### Task prompt:
Gather all lines containing the string "this" and copy them out.

### Information shown:
[Start]

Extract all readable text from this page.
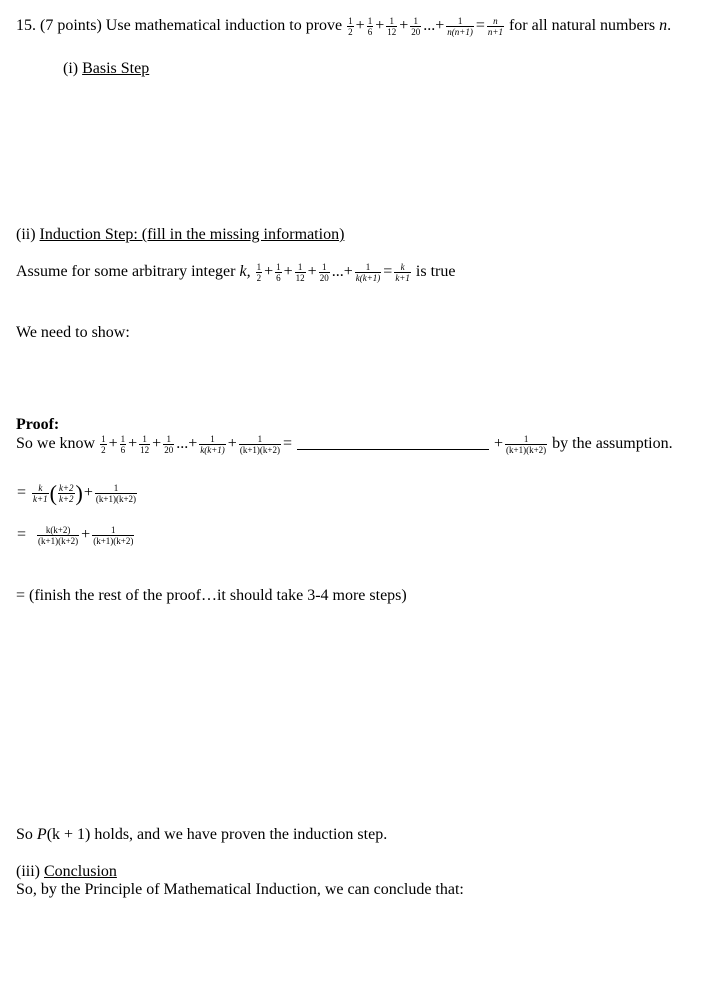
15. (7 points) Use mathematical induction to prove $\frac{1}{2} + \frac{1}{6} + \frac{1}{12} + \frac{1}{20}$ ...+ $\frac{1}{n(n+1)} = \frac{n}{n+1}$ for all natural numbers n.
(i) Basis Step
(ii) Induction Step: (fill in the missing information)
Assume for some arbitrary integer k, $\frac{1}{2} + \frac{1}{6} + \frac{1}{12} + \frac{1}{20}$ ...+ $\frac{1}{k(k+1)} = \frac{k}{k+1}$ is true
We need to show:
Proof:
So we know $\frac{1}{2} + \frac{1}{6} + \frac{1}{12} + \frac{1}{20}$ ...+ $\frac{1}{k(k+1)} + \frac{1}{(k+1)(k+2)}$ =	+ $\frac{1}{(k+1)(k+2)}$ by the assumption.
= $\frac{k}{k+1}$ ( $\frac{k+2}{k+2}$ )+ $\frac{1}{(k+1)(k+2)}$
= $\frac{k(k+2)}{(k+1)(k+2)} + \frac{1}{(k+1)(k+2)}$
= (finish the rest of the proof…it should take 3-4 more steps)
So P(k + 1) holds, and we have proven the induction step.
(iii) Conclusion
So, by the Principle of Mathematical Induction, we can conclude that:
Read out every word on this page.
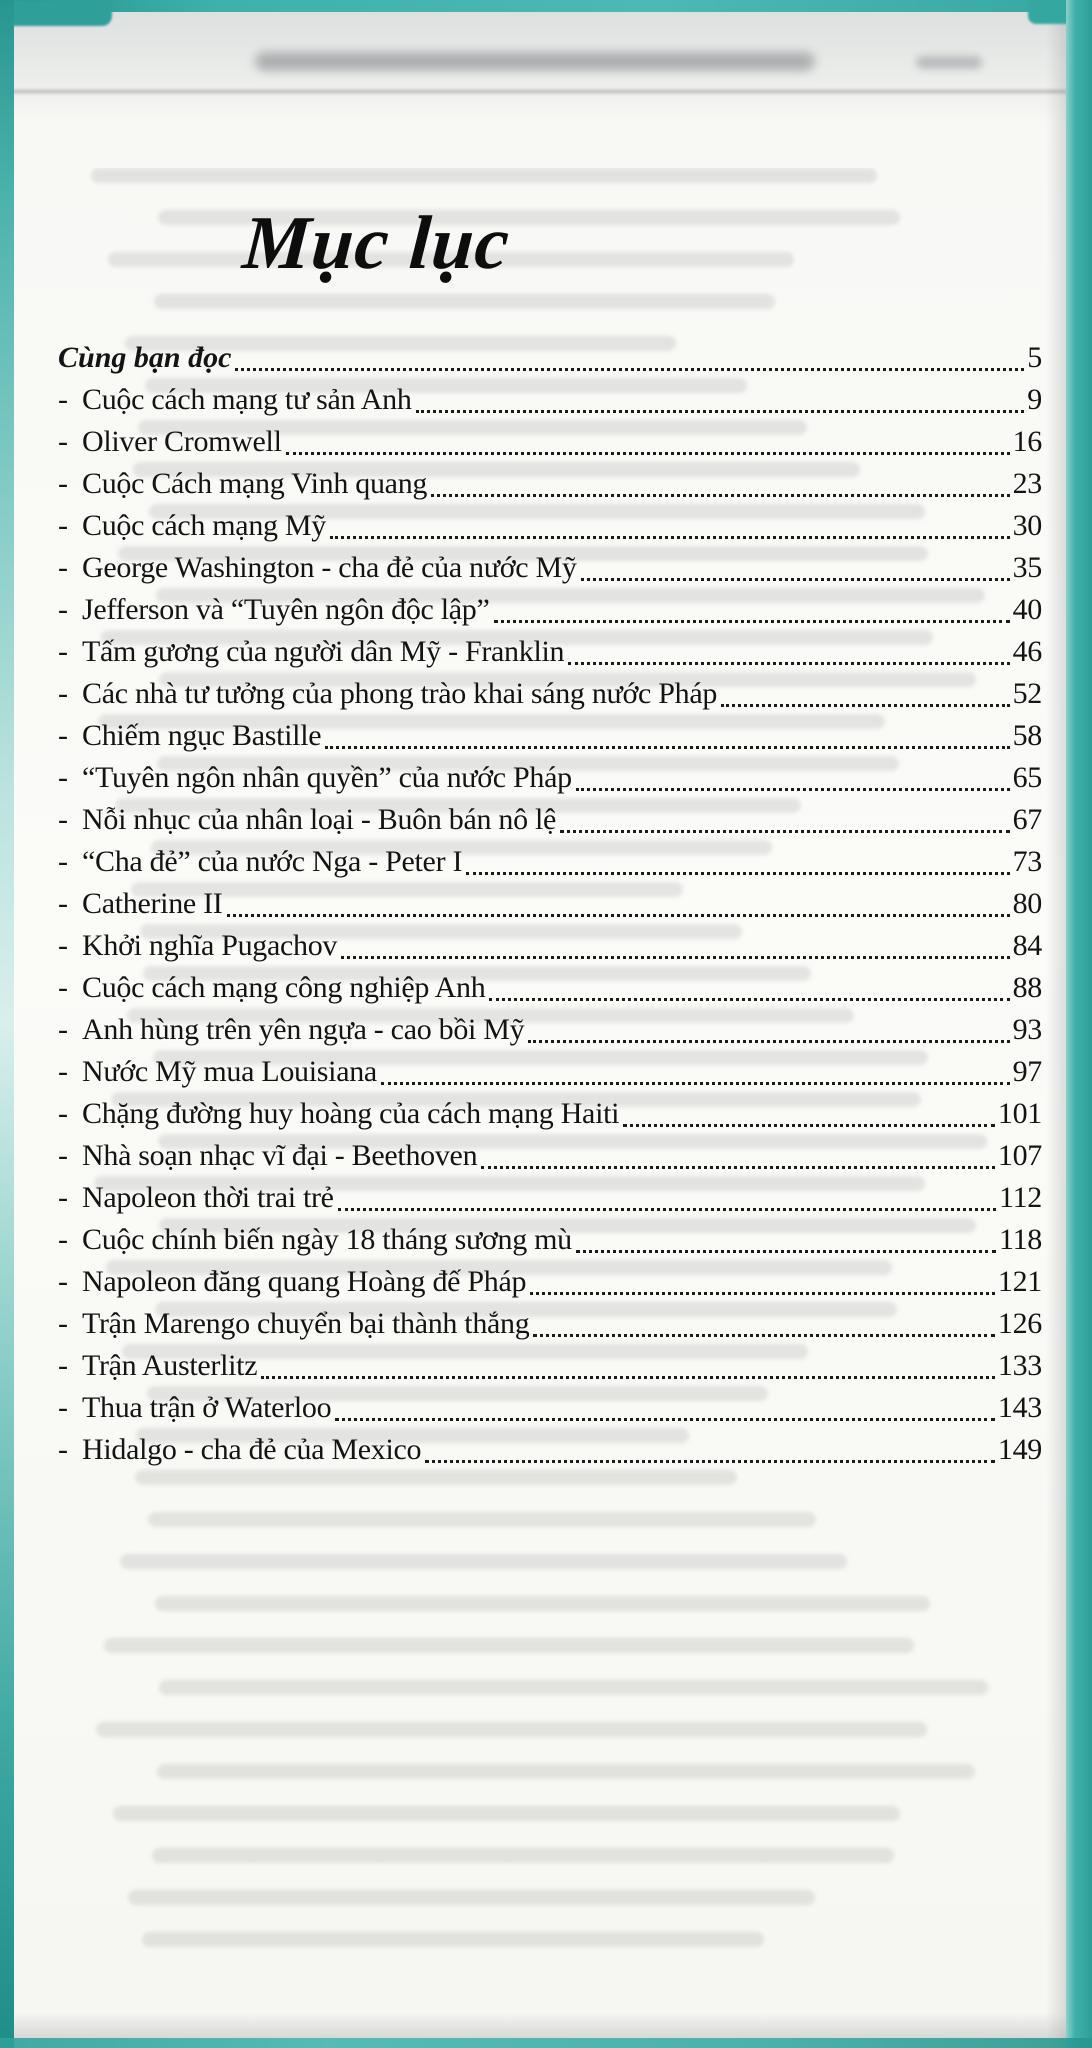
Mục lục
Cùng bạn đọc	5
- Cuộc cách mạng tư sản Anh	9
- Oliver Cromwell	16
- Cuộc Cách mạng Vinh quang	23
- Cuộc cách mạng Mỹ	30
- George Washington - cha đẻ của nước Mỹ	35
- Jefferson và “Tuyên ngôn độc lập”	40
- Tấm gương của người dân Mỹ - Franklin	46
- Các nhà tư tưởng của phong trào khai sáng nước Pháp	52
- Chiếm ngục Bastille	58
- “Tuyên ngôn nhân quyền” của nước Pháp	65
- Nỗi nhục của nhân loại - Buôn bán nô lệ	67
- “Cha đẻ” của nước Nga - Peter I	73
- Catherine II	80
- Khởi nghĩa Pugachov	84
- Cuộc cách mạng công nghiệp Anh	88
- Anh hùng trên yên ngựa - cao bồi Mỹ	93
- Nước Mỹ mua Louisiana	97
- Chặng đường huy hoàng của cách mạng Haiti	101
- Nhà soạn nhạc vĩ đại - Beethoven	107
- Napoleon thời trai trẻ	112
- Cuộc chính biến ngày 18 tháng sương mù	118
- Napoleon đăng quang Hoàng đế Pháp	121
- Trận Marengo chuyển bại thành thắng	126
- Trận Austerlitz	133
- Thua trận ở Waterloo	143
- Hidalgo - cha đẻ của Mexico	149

[End]

### Finished exercise:
Extract all readable text from this page.
Read out every word on this page.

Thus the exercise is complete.